> STATED EXERCISE
Each entry below is to be written out exactly, and the pictures are to be left out.

Saved entries

------------------------------------------------------------

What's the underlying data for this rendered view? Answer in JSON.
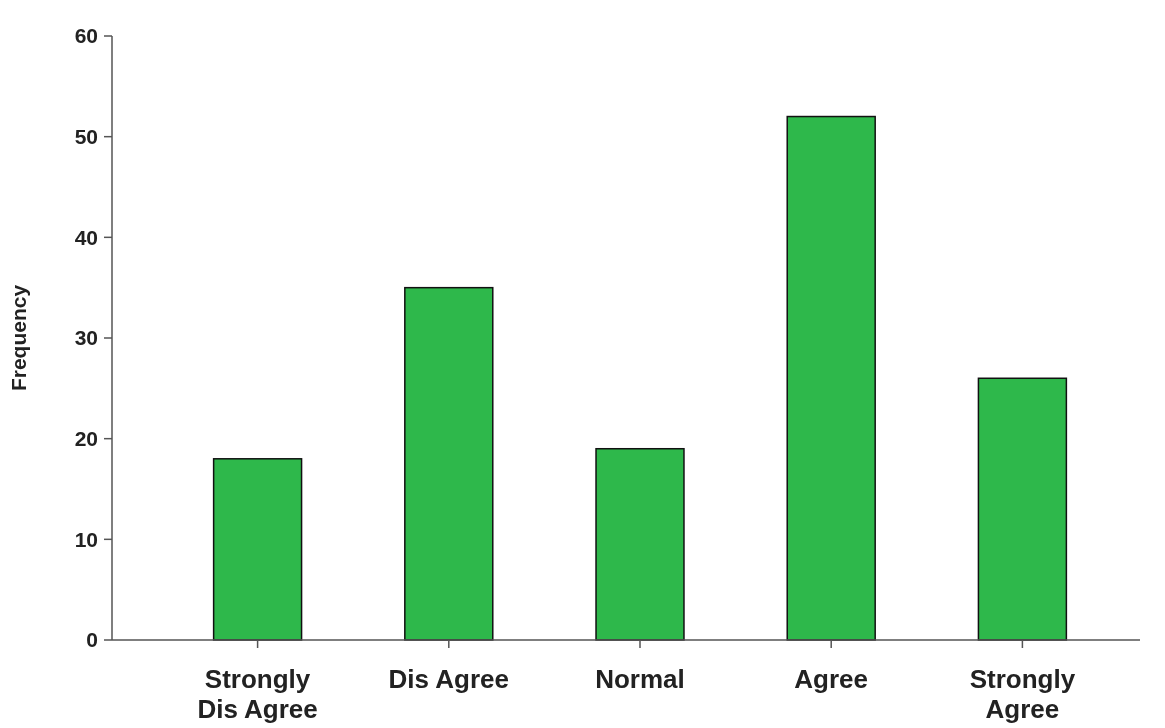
{
  "chart_data": {
    "type": "bar",
    "ylabel": "Frequency",
    "categories": [
      "Strongly Dis Agree",
      "Dis Agree",
      "Normal",
      "Agree",
      "Strongly Agree"
    ],
    "values": [
      18,
      35,
      19,
      52,
      26
    ],
    "color": "#2eb84b",
    "ylim": [
      0,
      60
    ],
    "yticks": [
      0,
      10,
      20,
      30,
      40,
      50,
      60
    ],
    "grid": false
  }
}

------------------------------------------------------------

> RESPONSE
What's the underlying data for this rendered view? Answer in JSON.
{
  "chart_data": {
    "type": "bar",
    "ylabel": "Frequency",
    "categories": [
      "Strongly Dis Agree",
      "Dis Agree",
      "Normal",
      "Agree",
      "Strongly Agree"
    ],
    "values": [
      18,
      35,
      19,
      52,
      26
    ],
    "color": "#2eb84b",
    "ylim": [
      0,
      60
    ],
    "yticks": [
      0,
      10,
      20,
      30,
      40,
      50,
      60
    ],
    "grid": false
  }
}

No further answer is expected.